#### What you need to do:
Search the listing below for the string "text" and copy every line where it occurs.

[START OF Listed entries]

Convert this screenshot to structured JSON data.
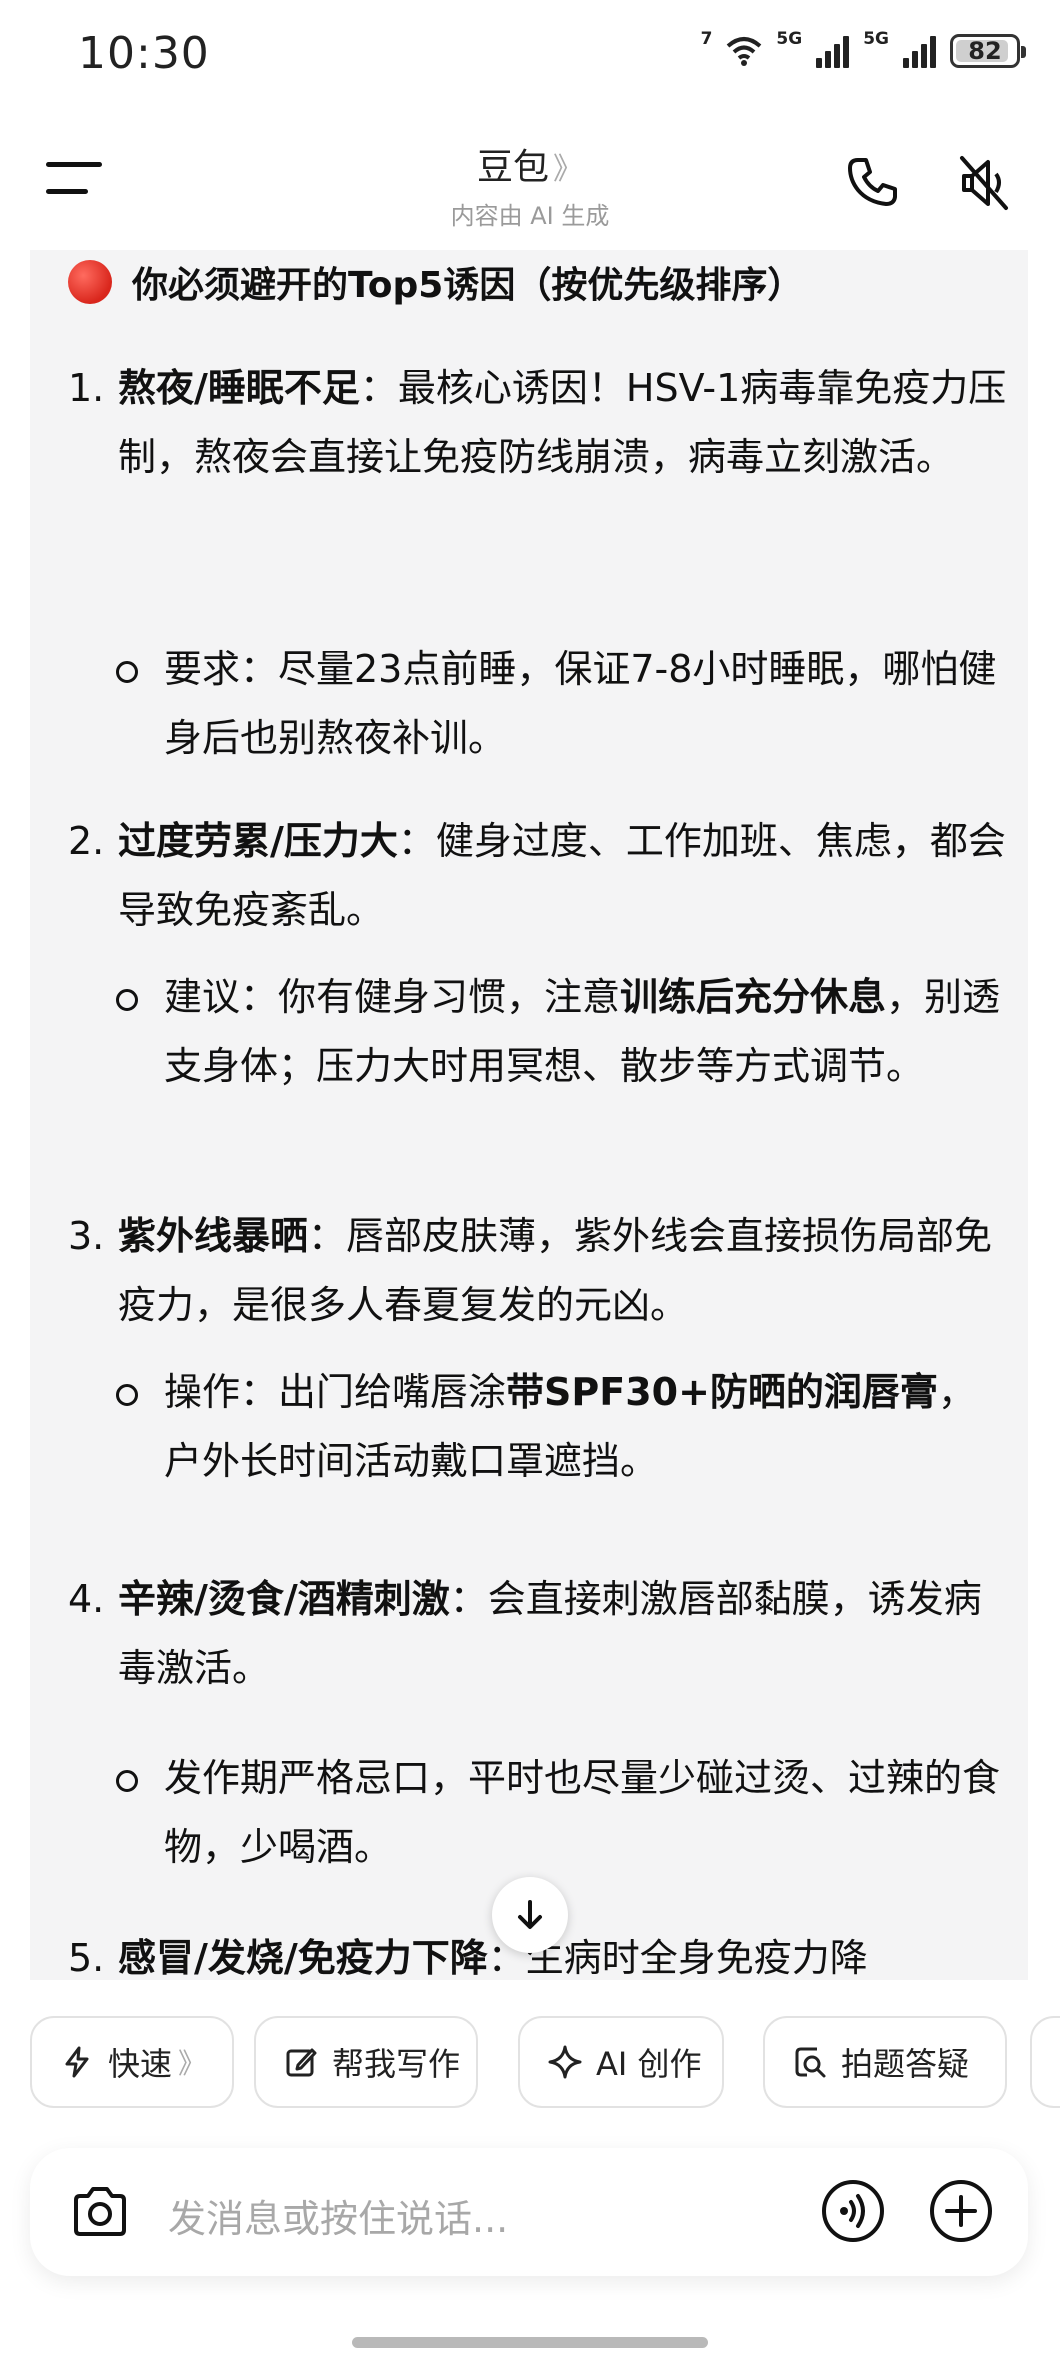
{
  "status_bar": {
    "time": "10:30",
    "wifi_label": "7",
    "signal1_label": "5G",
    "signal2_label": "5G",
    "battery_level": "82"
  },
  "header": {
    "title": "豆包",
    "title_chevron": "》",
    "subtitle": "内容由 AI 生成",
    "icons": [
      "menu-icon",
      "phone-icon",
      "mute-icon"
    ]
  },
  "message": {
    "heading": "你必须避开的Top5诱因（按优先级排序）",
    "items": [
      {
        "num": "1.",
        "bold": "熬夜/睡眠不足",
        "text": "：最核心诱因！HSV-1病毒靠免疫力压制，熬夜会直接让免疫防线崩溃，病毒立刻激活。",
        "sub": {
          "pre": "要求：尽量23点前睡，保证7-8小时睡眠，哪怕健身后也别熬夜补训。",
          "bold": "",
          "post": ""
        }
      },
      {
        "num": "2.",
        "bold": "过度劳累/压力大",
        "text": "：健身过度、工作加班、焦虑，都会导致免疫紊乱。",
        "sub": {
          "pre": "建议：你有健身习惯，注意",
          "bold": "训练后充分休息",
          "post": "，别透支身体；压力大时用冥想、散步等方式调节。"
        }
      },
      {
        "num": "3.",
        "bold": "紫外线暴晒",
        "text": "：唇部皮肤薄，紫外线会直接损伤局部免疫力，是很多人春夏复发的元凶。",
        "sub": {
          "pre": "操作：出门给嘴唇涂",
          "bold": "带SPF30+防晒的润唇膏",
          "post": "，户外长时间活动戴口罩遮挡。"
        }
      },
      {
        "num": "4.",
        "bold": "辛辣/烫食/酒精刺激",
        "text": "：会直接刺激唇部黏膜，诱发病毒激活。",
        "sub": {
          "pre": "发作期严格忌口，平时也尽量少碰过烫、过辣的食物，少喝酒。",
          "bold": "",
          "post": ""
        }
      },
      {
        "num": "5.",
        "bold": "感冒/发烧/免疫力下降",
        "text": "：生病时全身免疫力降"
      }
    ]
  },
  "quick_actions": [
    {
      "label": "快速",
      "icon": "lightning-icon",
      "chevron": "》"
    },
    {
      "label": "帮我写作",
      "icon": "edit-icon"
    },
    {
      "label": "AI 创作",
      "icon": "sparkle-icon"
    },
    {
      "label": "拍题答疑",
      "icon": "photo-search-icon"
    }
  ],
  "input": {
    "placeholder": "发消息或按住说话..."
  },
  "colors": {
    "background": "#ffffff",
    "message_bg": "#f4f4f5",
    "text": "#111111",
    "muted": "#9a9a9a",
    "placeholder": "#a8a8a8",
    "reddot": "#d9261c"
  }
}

[END OF Listed entries]

#### Task response:
        "text": "：最核心诱因！HSV-1病毒靠免疫力压制，熬夜会直接让免疫防线崩溃，病毒立刻激活。",
        "text": "：健身过度、工作加班、焦虑，都会导致免疫紊乱。",
        "text": "：唇部皮肤薄，紫外线会直接损伤局部免疫力，是很多人春夏复发的元凶。",
        "text": "：会直接刺激唇部黏膜，诱发病毒激活。",
        "text": "：生病时全身免疫力降"
    "text": "#111111",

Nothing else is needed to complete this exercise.